| Goal |
Where a line in the listing below contains the word "Oslo", copy that line.
--- Start Exercise data ---
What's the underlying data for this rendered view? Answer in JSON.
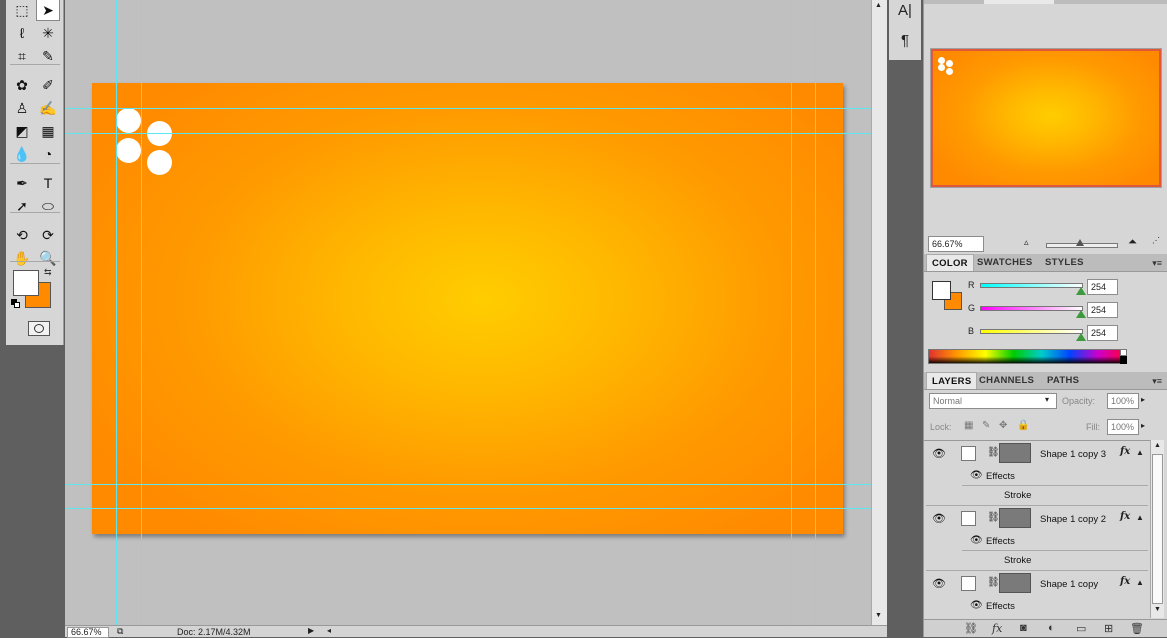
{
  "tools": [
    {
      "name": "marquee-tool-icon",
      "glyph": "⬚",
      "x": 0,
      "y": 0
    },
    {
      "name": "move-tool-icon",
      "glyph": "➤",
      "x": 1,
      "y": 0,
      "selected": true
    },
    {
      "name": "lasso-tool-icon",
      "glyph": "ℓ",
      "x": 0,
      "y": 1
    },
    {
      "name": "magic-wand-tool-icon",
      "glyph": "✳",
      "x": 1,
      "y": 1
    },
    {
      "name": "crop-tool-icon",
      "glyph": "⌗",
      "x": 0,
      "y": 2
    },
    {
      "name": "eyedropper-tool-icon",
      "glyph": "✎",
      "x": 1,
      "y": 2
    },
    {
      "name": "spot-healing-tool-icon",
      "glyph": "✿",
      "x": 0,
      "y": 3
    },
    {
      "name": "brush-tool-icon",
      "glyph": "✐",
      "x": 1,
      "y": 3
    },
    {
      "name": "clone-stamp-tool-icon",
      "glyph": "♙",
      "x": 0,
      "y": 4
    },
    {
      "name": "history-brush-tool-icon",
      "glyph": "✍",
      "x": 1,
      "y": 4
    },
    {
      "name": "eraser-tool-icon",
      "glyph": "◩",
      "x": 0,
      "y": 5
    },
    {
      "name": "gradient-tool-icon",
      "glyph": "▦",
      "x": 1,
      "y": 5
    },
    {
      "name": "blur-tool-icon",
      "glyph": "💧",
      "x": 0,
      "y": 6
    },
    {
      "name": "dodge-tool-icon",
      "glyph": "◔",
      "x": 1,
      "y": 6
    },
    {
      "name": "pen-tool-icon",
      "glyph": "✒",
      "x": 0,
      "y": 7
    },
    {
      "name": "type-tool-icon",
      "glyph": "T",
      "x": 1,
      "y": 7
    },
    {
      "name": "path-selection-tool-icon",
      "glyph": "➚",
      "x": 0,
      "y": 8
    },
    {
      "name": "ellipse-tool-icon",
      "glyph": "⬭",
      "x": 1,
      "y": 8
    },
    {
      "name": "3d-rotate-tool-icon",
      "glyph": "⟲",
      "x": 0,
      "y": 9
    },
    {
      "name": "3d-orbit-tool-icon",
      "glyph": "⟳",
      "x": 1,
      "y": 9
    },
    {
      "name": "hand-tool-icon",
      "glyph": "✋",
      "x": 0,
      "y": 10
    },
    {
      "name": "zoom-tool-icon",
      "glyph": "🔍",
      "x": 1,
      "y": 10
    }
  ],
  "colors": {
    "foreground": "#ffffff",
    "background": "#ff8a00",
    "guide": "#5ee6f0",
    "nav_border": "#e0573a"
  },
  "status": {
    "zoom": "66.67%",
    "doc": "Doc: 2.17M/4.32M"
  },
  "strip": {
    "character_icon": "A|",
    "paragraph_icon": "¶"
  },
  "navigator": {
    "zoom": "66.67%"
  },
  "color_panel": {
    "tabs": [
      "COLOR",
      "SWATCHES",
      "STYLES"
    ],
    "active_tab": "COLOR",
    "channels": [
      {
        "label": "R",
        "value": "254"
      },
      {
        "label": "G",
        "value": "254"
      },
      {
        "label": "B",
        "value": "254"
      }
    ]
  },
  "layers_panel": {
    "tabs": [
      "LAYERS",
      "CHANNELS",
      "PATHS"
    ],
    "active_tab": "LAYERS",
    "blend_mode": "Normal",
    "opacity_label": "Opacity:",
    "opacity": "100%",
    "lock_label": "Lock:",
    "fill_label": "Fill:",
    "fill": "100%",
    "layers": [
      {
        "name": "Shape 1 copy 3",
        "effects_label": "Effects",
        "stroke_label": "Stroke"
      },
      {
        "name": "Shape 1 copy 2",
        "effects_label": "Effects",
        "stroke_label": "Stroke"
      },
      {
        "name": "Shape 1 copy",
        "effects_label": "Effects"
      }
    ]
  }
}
--- End Exercise data ---
--- Start Exercise data ---
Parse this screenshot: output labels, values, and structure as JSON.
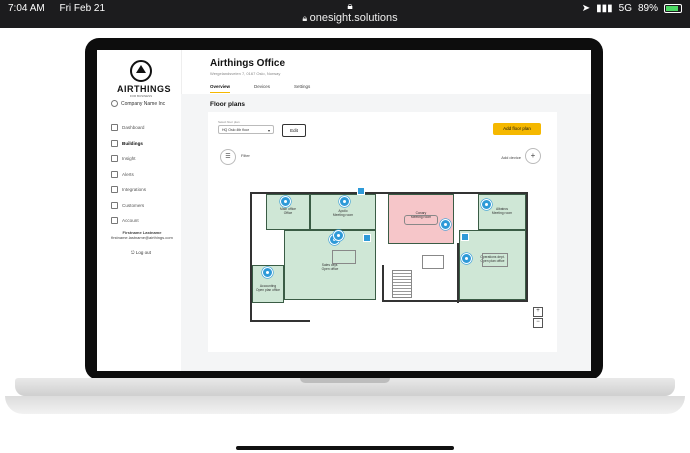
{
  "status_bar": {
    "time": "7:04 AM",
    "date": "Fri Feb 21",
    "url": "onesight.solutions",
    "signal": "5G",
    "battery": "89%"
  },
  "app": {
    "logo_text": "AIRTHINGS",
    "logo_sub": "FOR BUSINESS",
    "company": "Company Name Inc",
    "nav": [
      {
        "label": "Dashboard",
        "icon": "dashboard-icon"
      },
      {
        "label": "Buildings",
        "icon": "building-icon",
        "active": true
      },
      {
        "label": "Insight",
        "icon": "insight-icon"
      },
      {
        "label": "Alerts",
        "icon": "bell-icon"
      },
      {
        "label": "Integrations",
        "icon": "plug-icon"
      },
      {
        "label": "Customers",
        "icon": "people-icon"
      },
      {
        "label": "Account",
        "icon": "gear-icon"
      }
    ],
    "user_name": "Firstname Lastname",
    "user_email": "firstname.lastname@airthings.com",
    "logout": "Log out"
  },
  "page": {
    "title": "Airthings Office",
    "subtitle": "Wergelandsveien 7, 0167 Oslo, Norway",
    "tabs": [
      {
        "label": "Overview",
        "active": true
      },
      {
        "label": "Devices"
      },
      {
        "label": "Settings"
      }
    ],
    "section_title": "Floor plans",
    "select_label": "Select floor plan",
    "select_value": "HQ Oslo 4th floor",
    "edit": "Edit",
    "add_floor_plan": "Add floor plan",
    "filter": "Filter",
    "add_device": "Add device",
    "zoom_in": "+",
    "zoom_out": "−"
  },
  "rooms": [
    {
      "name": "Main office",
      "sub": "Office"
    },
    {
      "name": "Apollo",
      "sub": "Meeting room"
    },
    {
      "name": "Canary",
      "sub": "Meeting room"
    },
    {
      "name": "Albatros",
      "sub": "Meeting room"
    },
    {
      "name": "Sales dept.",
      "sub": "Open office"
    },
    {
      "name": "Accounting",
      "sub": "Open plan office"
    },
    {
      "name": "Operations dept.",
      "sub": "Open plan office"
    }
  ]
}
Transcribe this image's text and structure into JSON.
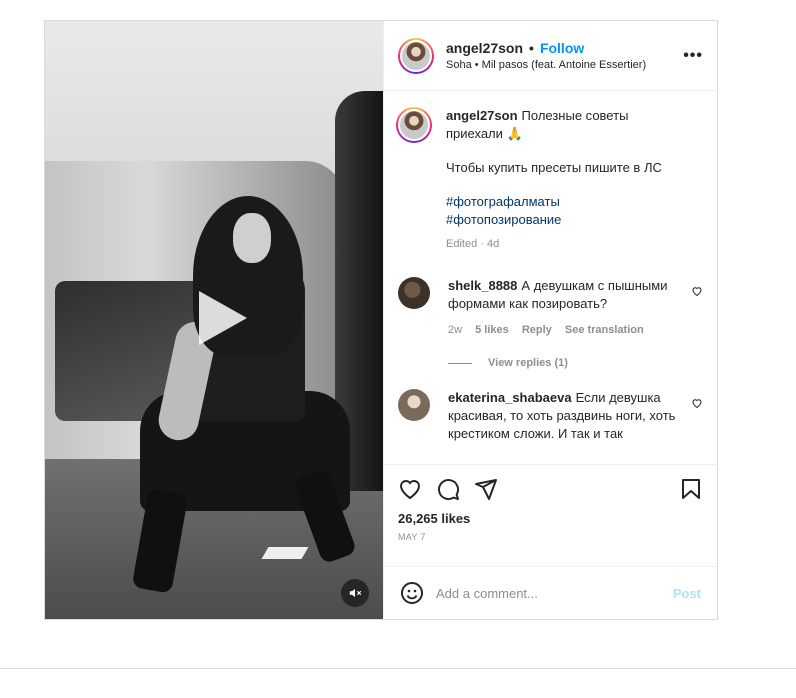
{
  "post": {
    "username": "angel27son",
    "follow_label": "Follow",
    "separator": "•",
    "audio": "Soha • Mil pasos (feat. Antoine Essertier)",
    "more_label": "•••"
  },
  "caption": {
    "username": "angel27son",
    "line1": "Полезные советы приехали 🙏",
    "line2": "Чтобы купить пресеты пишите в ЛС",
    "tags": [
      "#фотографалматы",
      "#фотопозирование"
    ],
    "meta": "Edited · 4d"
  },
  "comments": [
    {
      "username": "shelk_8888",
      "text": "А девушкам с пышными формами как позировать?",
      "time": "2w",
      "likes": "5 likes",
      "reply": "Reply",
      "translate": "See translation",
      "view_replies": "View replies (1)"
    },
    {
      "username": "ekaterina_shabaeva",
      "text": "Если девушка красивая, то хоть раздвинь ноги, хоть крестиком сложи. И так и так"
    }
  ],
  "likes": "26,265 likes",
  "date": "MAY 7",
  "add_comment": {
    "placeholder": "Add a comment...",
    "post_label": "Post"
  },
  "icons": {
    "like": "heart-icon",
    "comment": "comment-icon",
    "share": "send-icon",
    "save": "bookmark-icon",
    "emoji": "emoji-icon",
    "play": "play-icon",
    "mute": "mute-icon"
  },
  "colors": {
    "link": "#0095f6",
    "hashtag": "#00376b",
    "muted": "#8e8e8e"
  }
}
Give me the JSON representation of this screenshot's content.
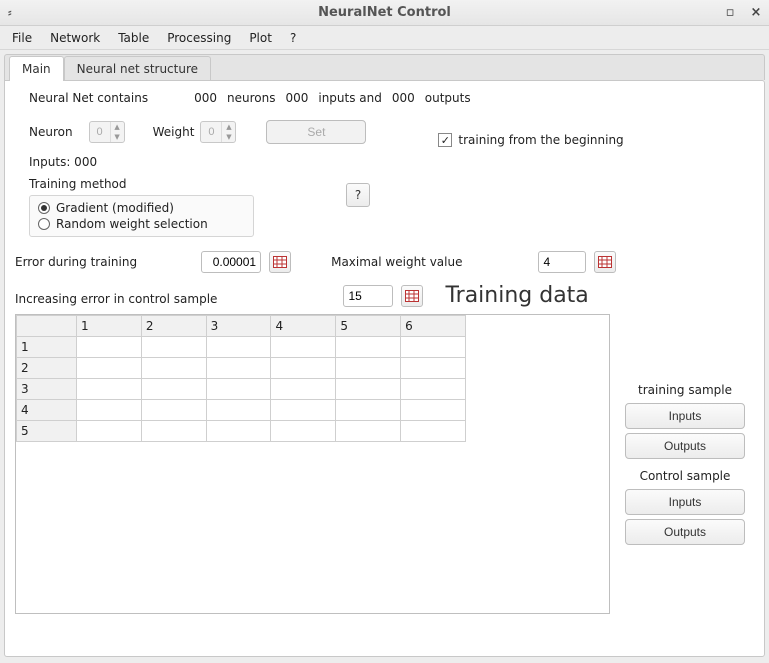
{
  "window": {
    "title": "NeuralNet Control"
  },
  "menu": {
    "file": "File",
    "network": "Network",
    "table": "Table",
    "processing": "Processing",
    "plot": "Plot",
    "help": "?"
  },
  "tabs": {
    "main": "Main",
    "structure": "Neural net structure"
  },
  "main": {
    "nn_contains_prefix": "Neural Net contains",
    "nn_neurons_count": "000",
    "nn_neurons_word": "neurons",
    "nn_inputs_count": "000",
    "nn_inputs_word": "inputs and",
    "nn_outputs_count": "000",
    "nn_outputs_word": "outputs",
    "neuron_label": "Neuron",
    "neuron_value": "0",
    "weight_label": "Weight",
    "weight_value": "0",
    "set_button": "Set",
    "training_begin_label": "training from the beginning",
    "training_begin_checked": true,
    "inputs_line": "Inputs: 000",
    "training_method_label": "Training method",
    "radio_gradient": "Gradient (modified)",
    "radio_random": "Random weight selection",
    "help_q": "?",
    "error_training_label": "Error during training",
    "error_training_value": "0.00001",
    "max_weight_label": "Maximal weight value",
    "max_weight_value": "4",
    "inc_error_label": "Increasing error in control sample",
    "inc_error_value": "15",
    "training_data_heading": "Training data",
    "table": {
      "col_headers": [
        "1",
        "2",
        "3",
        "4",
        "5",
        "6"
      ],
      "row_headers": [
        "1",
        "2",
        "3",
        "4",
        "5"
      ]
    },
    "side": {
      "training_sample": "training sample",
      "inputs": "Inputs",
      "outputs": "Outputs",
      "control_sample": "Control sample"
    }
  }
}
--- End Exercise data ---
--- Start Exercise data ---
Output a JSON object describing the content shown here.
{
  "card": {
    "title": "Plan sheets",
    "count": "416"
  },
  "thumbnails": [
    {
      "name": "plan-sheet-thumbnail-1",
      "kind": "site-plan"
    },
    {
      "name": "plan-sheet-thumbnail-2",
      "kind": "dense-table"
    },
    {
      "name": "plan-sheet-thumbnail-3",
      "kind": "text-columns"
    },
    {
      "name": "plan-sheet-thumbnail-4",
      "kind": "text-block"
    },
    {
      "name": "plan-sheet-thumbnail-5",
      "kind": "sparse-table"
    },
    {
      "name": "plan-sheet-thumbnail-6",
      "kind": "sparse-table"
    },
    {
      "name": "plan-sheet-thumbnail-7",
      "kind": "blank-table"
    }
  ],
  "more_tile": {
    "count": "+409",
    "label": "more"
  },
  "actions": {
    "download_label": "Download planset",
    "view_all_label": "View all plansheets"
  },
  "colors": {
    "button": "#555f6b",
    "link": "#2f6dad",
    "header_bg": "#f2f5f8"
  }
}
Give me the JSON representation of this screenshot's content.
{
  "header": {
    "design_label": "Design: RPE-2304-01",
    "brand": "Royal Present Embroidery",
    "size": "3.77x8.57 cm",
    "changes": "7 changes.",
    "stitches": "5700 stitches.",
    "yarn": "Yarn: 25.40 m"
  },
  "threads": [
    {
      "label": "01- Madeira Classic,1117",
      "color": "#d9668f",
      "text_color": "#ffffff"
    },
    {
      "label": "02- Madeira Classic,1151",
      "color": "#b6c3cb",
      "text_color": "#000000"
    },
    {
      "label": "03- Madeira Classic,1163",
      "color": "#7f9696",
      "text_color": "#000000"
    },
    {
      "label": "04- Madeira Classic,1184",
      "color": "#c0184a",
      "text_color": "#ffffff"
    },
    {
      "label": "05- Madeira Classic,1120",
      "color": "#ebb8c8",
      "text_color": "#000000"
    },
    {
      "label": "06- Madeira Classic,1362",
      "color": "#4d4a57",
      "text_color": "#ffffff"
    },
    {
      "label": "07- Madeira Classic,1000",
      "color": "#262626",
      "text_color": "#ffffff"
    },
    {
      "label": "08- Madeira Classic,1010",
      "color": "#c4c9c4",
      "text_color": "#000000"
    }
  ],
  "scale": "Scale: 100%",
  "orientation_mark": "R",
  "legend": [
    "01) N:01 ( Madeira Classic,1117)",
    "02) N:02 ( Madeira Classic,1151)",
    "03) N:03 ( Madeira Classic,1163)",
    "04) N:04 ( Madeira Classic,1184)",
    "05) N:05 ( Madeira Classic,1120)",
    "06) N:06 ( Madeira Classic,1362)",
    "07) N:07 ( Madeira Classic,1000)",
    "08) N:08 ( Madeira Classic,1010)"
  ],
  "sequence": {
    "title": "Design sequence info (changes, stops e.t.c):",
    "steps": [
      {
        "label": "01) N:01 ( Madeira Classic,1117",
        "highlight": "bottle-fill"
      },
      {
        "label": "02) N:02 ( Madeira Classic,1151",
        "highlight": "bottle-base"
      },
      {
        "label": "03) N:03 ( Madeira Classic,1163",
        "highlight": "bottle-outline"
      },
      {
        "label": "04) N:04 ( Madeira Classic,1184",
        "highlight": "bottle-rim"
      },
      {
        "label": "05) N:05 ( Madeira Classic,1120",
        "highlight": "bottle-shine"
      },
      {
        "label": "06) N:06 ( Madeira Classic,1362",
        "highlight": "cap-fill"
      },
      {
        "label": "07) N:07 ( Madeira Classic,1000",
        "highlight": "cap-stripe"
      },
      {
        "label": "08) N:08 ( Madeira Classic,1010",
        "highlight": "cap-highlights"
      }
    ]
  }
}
--- End Exercise data ---
| Result below |
    "subtitle": "Wergelandsveien 7, 0167 Oslo, Norway",
    "select_value": "HQ Oslo 4th floor",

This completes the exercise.